+++ DATA SUPPLIED

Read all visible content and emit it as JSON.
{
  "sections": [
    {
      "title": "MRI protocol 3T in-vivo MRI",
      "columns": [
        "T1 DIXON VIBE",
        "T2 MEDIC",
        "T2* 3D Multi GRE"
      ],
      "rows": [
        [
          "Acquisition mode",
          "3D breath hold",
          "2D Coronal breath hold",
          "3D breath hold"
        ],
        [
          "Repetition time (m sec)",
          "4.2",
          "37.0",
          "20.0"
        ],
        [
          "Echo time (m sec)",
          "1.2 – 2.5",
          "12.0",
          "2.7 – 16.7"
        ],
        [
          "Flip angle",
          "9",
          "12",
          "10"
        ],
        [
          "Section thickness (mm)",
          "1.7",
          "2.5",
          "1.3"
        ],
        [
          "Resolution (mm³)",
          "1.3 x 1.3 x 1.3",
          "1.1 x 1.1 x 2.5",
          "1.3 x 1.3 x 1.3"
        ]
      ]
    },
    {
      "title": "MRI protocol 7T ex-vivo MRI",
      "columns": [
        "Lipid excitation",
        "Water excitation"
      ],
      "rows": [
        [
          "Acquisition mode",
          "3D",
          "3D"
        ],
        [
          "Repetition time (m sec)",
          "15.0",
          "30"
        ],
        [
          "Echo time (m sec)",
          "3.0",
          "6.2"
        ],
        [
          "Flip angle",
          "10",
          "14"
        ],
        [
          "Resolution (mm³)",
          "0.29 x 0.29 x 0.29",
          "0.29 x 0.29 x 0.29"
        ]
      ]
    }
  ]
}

++++++

Extract all lines from the data in which "hold" is found.

» CORRECT RESPONSE
          "3D breath hold",
          "2D Coronal breath hold",
          "3D breath hold"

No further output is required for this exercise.